-- Work instructions --
State how many lines hold the word "Power", with no other words.

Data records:
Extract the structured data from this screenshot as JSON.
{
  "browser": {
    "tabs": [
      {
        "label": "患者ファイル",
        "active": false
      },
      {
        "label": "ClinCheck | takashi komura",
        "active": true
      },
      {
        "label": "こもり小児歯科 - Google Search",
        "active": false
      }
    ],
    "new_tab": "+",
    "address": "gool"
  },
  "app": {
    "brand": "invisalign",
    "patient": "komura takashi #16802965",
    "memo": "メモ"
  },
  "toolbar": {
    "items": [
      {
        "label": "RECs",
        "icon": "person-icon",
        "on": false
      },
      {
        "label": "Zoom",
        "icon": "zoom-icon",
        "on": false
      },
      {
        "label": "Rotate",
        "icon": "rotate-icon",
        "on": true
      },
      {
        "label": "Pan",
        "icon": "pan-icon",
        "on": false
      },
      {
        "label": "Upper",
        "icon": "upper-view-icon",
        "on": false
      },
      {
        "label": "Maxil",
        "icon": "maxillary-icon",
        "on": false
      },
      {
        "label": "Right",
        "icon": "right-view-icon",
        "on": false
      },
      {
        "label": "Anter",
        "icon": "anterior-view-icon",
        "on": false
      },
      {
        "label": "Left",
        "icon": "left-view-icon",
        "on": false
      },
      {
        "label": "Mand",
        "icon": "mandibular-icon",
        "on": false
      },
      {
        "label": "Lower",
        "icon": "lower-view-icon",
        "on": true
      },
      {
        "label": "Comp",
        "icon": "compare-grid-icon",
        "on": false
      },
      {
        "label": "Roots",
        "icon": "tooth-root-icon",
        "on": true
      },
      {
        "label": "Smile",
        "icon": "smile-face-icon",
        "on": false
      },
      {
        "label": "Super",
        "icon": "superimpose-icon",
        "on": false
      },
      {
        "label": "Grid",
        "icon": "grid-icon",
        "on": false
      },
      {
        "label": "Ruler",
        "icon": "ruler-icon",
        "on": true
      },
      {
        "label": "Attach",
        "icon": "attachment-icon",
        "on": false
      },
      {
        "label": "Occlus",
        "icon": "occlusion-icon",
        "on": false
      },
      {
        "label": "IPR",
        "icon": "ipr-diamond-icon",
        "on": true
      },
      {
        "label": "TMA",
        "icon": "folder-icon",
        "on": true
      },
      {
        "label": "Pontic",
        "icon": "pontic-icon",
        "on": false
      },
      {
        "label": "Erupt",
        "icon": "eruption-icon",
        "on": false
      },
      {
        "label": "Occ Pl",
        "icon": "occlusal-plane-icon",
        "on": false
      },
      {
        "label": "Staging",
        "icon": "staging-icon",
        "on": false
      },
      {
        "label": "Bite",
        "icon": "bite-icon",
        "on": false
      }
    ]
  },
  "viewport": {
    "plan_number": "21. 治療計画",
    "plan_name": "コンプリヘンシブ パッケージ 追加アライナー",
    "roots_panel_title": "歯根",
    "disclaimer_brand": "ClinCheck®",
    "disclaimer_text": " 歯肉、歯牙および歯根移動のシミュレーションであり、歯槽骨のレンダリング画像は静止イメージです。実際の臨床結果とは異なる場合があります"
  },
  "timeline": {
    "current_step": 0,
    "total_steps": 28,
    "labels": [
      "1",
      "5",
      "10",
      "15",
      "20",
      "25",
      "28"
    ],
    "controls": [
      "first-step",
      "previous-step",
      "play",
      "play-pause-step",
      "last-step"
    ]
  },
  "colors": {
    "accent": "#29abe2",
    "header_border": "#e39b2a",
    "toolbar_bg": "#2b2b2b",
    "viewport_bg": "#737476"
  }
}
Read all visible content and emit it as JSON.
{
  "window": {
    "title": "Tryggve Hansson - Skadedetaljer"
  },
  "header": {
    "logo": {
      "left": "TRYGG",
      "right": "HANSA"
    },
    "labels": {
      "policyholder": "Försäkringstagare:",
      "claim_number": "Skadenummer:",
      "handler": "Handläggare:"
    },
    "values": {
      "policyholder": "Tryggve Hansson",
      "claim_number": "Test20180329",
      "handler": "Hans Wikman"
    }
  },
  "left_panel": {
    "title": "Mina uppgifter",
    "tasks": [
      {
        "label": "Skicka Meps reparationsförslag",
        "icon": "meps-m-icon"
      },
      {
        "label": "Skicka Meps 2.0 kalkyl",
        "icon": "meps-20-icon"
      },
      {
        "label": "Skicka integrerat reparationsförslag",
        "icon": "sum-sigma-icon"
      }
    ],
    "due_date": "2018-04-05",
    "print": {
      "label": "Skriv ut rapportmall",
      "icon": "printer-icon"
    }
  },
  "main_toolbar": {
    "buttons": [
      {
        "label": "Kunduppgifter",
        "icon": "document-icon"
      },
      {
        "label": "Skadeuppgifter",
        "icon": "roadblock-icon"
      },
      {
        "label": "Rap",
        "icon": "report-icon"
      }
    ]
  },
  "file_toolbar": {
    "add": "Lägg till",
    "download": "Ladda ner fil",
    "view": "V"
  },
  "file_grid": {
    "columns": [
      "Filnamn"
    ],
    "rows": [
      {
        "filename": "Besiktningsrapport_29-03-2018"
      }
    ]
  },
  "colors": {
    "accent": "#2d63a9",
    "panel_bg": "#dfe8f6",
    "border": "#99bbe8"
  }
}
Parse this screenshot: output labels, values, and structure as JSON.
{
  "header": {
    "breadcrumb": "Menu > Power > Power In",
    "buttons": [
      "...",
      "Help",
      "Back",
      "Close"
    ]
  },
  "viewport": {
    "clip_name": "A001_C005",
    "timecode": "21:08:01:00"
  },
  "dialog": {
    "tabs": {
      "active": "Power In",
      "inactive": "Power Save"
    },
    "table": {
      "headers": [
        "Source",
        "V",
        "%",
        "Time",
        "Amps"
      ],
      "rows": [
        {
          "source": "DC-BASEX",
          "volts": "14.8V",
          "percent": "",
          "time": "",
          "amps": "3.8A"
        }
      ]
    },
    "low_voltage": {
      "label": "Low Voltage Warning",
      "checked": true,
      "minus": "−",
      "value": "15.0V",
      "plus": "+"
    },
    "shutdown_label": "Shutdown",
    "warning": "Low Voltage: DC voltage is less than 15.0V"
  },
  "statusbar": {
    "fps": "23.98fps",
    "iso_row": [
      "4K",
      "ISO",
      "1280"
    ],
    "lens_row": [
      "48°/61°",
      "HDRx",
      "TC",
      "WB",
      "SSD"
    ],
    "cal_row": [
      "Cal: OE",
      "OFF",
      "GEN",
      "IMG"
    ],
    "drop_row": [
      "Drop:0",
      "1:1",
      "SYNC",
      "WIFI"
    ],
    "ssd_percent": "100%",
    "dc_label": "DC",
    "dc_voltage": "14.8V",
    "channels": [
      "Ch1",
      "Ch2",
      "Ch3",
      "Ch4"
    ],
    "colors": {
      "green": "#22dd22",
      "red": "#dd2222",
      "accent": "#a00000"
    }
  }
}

-- Result of the exercise --
3